--- START SUPPLIED MATERIAL ---
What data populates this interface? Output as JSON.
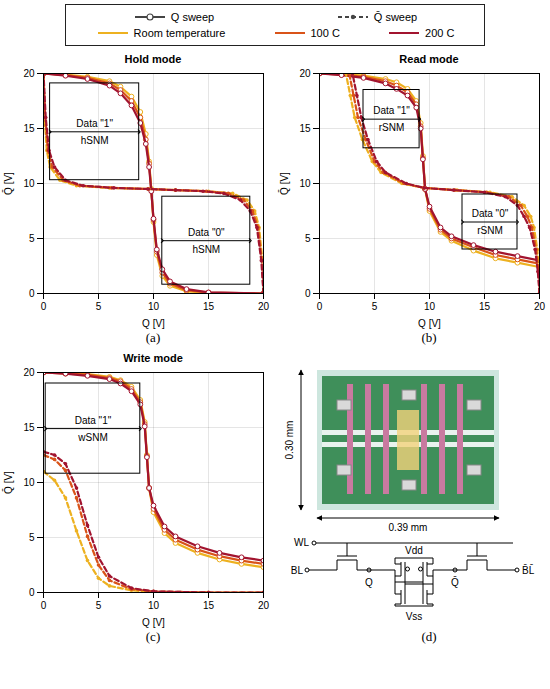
{
  "legend": "top",
  "legend_entries": [
    {
      "name": "Q sweep",
      "marker": "circle",
      "line_style": "solid"
    },
    {
      "name": "Q̄ sweep",
      "marker": "dot",
      "line_style": "dashed"
    },
    {
      "name": "Room temperature",
      "color": "#EDB120"
    },
    {
      "name": "100 C",
      "color": "#D95319"
    },
    {
      "name": "200 C",
      "color": "#A2142F"
    }
  ],
  "chart_data": [
    {
      "type": "line",
      "panel": "(a)",
      "title": "Hold mode",
      "x_label": "Q [V]",
      "y_label": "Q̄ [V]",
      "xlim": [
        0,
        20
      ],
      "ylim": [
        0,
        20
      ],
      "xticks": [
        0,
        5,
        10,
        15,
        20
      ],
      "yticks": [
        0,
        5,
        10,
        15,
        20
      ],
      "grid": true,
      "series": [
        {
          "name": "Room temperature",
          "sweep": "Q sweep",
          "color": "#EDB120",
          "marker": "circle",
          "line_style": "solid",
          "x": [
            0,
            2,
            4,
            6,
            7,
            8,
            8.8,
            9.3,
            9.6,
            9.8,
            10,
            10.3,
            10.8,
            11.5,
            13,
            15,
            20
          ],
          "values": [
            20,
            19.9,
            19.7,
            19.3,
            18.8,
            17.9,
            16.5,
            14.5,
            12,
            9.5,
            6.5,
            3.5,
            1.6,
            0.7,
            0.2,
            0.05,
            0
          ]
        },
        {
          "name": "100 C",
          "sweep": "Q sweep",
          "color": "#D95319",
          "marker": "circle",
          "line_style": "solid",
          "x": [
            0,
            2,
            4,
            6,
            7,
            8,
            8.8,
            9.3,
            9.6,
            9.8,
            10,
            10.3,
            10.8,
            11.5,
            13,
            15,
            20
          ],
          "values": [
            20,
            19.85,
            19.6,
            19.1,
            18.5,
            17.5,
            16,
            14,
            11.8,
            9.4,
            6.7,
            3.8,
            1.9,
            0.9,
            0.3,
            0.08,
            0
          ]
        },
        {
          "name": "200 C",
          "sweep": "Q sweep",
          "color": "#A2142F",
          "marker": "circle",
          "line_style": "solid",
          "x": [
            0,
            2,
            4,
            6,
            7,
            8,
            8.8,
            9.3,
            9.6,
            9.8,
            10,
            10.3,
            10.8,
            11.5,
            13,
            15,
            20
          ],
          "values": [
            20,
            19.8,
            19.5,
            18.9,
            18.2,
            17.1,
            15.5,
            13.6,
            11.5,
            9.3,
            6.8,
            4.0,
            2.2,
            1.1,
            0.4,
            0.1,
            0
          ]
        },
        {
          "name": "Room temperature",
          "sweep": "Q̄ sweep",
          "color": "#EDB120",
          "marker": "dot",
          "line_style": "dashed",
          "x": [
            20,
            19.9,
            19.6,
            19.2,
            18.5,
            17.2,
            15,
            12,
            9.5,
            6,
            3,
            1.5,
            0.6,
            0.3,
            0.1,
            0
          ],
          "values": [
            0,
            3,
            6,
            7.5,
            8.5,
            9.1,
            9.3,
            9.4,
            9.5,
            9.6,
            9.8,
            10.3,
            11.5,
            13,
            16,
            20
          ]
        },
        {
          "name": "100 C",
          "sweep": "Q̄ sweep",
          "color": "#D95319",
          "marker": "dot",
          "line_style": "dashed",
          "x": [
            20,
            19.85,
            19.5,
            19.0,
            18.2,
            16.8,
            14.8,
            12,
            9.5,
            6.2,
            3.3,
            1.8,
            0.8,
            0.4,
            0.15,
            0
          ],
          "values": [
            0,
            3,
            6,
            7.5,
            8.5,
            9.1,
            9.3,
            9.4,
            9.5,
            9.6,
            9.8,
            10.3,
            11.5,
            13,
            16,
            20
          ]
        },
        {
          "name": "200 C",
          "sweep": "Q̄ sweep",
          "color": "#A2142F",
          "marker": "dot",
          "line_style": "dashed",
          "x": [
            20,
            19.8,
            19.4,
            18.8,
            17.9,
            16.4,
            14.5,
            12,
            9.5,
            6.4,
            3.6,
            2.0,
            1.0,
            0.5,
            0.2,
            0
          ],
          "values": [
            0,
            3,
            6,
            7.5,
            8.5,
            9.1,
            9.3,
            9.4,
            9.5,
            9.6,
            9.8,
            10.3,
            11.5,
            13,
            16,
            20
          ]
        }
      ],
      "boxes": [
        {
          "label": "Data \"1\"",
          "metric": "hSNM",
          "x": [
            0.6,
            8.7
          ],
          "y": [
            10.3,
            19.1
          ]
        },
        {
          "label": "Data \"0\"",
          "metric": "hSNM",
          "x": [
            10.8,
            18.8
          ],
          "y": [
            0.8,
            8.8
          ]
        }
      ]
    },
    {
      "type": "line",
      "panel": "(b)",
      "title": "Read mode",
      "x_label": "Q [V]",
      "y_label": "Q̄ [V]",
      "xlim": [
        0,
        20
      ],
      "ylim": [
        0,
        20
      ],
      "xticks": [
        0,
        5,
        10,
        15,
        20
      ],
      "yticks": [
        0,
        5,
        10,
        15,
        20
      ],
      "grid": true,
      "series": [
        {
          "name": "Room temperature",
          "sweep": "Q sweep",
          "color": "#EDB120",
          "marker": "circle",
          "line_style": "solid",
          "x": [
            0,
            2,
            4,
            6,
            7,
            8,
            8.8,
            9.2,
            9.4,
            9.6,
            10,
            11,
            12,
            14,
            16,
            18,
            20
          ],
          "values": [
            20,
            19.95,
            19.8,
            19.5,
            19.2,
            18.6,
            17.5,
            15.5,
            12.5,
            9.5,
            7.5,
            5.6,
            4.8,
            3.9,
            3.2,
            2.8,
            2.4
          ]
        },
        {
          "name": "100 C",
          "sweep": "Q sweep",
          "color": "#D95319",
          "marker": "circle",
          "line_style": "solid",
          "x": [
            0,
            2,
            4,
            6,
            7,
            8,
            8.8,
            9.2,
            9.4,
            9.6,
            10,
            11,
            12,
            14,
            16,
            18,
            20
          ],
          "values": [
            20,
            19.9,
            19.7,
            19.3,
            18.9,
            18.3,
            17.2,
            15.2,
            12.3,
            9.5,
            7.7,
            5.8,
            5.0,
            4.2,
            3.5,
            3.1,
            2.7
          ]
        },
        {
          "name": "200 C",
          "sweep": "Q sweep",
          "color": "#A2142F",
          "marker": "circle",
          "line_style": "solid",
          "x": [
            0,
            2,
            4,
            6,
            7,
            8,
            8.8,
            9.2,
            9.4,
            9.6,
            10,
            11,
            12,
            14,
            16,
            18,
            20
          ],
          "values": [
            20,
            19.85,
            19.6,
            19.1,
            18.6,
            18.0,
            16.9,
            15.0,
            12.2,
            9.5,
            7.9,
            6.0,
            5.2,
            4.4,
            3.8,
            3.4,
            3.0
          ]
        },
        {
          "name": "Room temperature",
          "sweep": "Q̄ sweep",
          "color": "#EDB120",
          "marker": "dot",
          "line_style": "dashed",
          "x": [
            20,
            19.95,
            19.8,
            19.5,
            19.2,
            18.6,
            17.5,
            15.5,
            12.5,
            9.5,
            7.5,
            5.6,
            4.8,
            3.9,
            3.2,
            2.8,
            2.4
          ],
          "values": [
            0,
            2,
            4,
            6,
            7,
            8,
            8.8,
            9.2,
            9.4,
            9.6,
            10,
            11,
            12,
            14,
            16,
            18,
            20
          ]
        },
        {
          "name": "100 C",
          "sweep": "Q̄ sweep",
          "color": "#D95319",
          "marker": "dot",
          "line_style": "dashed",
          "x": [
            20,
            19.9,
            19.7,
            19.3,
            18.9,
            18.3,
            17.2,
            15.2,
            12.3,
            9.5,
            7.7,
            5.8,
            5.0,
            4.2,
            3.5,
            3.1,
            2.7
          ],
          "values": [
            0,
            2,
            4,
            6,
            7,
            8,
            8.8,
            9.2,
            9.4,
            9.6,
            10,
            11,
            12,
            14,
            16,
            18,
            20
          ]
        },
        {
          "name": "200 C",
          "sweep": "Q̄ sweep",
          "color": "#A2142F",
          "marker": "dot",
          "line_style": "dashed",
          "x": [
            20,
            19.85,
            19.6,
            19.1,
            18.6,
            18.0,
            16.9,
            15.0,
            12.2,
            9.5,
            7.9,
            6.0,
            5.2,
            4.4,
            3.8,
            3.4,
            3.0
          ],
          "values": [
            0,
            2,
            4,
            6,
            7,
            8,
            8.8,
            9.2,
            9.4,
            9.6,
            10,
            11,
            12,
            14,
            16,
            18,
            20
          ]
        }
      ],
      "boxes": [
        {
          "label": "Data \"1\"",
          "metric": "rSNM",
          "x": [
            4.0,
            9.1
          ],
          "y": [
            13.2,
            18.5
          ]
        },
        {
          "label": "Data \"0\"",
          "metric": "rSNM",
          "x": [
            13.0,
            18.0
          ],
          "y": [
            4.0,
            9.0
          ]
        }
      ]
    },
    {
      "type": "line",
      "panel": "(c)",
      "title": "Write mode",
      "x_label": "Q [V]",
      "y_label": "Q̄ [V]",
      "xlim": [
        0,
        20
      ],
      "ylim": [
        0,
        20
      ],
      "xticks": [
        0,
        5,
        10,
        15,
        20
      ],
      "yticks": [
        0,
        5,
        10,
        15,
        20
      ],
      "grid": true,
      "series": [
        {
          "name": "Room temperature",
          "sweep": "Q sweep",
          "color": "#EDB120",
          "marker": "circle",
          "line_style": "solid",
          "x": [
            0,
            2,
            4,
            6,
            7,
            8,
            8.8,
            9.2,
            9.4,
            9.6,
            10,
            11,
            12,
            14,
            16,
            18,
            20
          ],
          "values": [
            20,
            19.95,
            19.85,
            19.6,
            19.3,
            18.7,
            17.5,
            15.5,
            12.5,
            9.5,
            7.3,
            5.4,
            4.5,
            3.6,
            3.0,
            2.6,
            2.3
          ]
        },
        {
          "name": "100 C",
          "sweep": "Q sweep",
          "color": "#D95319",
          "marker": "circle",
          "line_style": "solid",
          "x": [
            0,
            2,
            4,
            6,
            7,
            8,
            8.8,
            9.2,
            9.4,
            9.6,
            10,
            11,
            12,
            14,
            16,
            18,
            20
          ],
          "values": [
            20,
            19.9,
            19.8,
            19.5,
            19.2,
            18.5,
            17.3,
            15.3,
            12.4,
            9.5,
            7.6,
            5.7,
            4.8,
            3.9,
            3.3,
            2.9,
            2.6
          ]
        },
        {
          "name": "200 C",
          "sweep": "Q sweep",
          "color": "#A2142F",
          "marker": "circle",
          "line_style": "solid",
          "x": [
            0,
            2,
            4,
            6,
            7,
            8,
            8.8,
            9.2,
            9.4,
            9.6,
            10,
            11,
            12,
            14,
            16,
            18,
            20
          ],
          "values": [
            20,
            19.9,
            19.7,
            19.4,
            19.0,
            18.3,
            17.1,
            15.1,
            12.3,
            9.5,
            7.9,
            6.0,
            5.1,
            4.2,
            3.6,
            3.2,
            2.9
          ]
        },
        {
          "name": "Room temperature",
          "sweep": "Q̄ sweep",
          "color": "#EDB120",
          "marker": "dot",
          "line_style": "dashed",
          "x": [
            0,
            1,
            2,
            3,
            4,
            5,
            6,
            8,
            10,
            15,
            20
          ],
          "values": [
            11.0,
            10.2,
            8.6,
            5.6,
            2.9,
            1.3,
            0.6,
            0.2,
            0.05,
            0,
            0
          ]
        },
        {
          "name": "100 C",
          "sweep": "Q̄ sweep",
          "color": "#D95319",
          "marker": "dot",
          "line_style": "dashed",
          "x": [
            0,
            1,
            2,
            3,
            4,
            5,
            6,
            8,
            10,
            15,
            20
          ],
          "values": [
            12.5,
            12.1,
            11.1,
            8.6,
            5.1,
            2.5,
            1.1,
            0.3,
            0.1,
            0,
            0
          ]
        },
        {
          "name": "200 C",
          "sweep": "Q̄ sweep",
          "color": "#A2142F",
          "marker": "dot",
          "line_style": "dashed",
          "x": [
            0,
            1,
            2,
            3,
            4,
            5,
            6,
            8,
            10,
            15,
            20
          ],
          "values": [
            12.8,
            12.5,
            11.7,
            9.5,
            6.1,
            3.2,
            1.5,
            0.4,
            0.1,
            0,
            0
          ]
        }
      ],
      "boxes": [
        {
          "label": "Data \"1\"",
          "metric": "wSNM",
          "x": [
            0.2,
            8.8
          ],
          "y": [
            10.8,
            19.0
          ]
        }
      ]
    }
  ],
  "panel_d": {
    "panel": "(d)",
    "layout_height": "0.30 mm",
    "layout_width": "0.39 mm",
    "schematic_labels": {
      "wl": "WL",
      "vdd": "Vdd",
      "vss": "Vss",
      "bl": "BL",
      "blbar": "B̄L̄",
      "q": "Q",
      "qbar": "Q̄"
    }
  }
}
--- END SUPPLIED MATERIAL ---
## REQUEST:
Search the records for the string "title" and return every line in which it occurs.

## SOLVED PROBLEM:
      "title": "Hold mode",
      "title": "Read mode",
      "title": "Write mode",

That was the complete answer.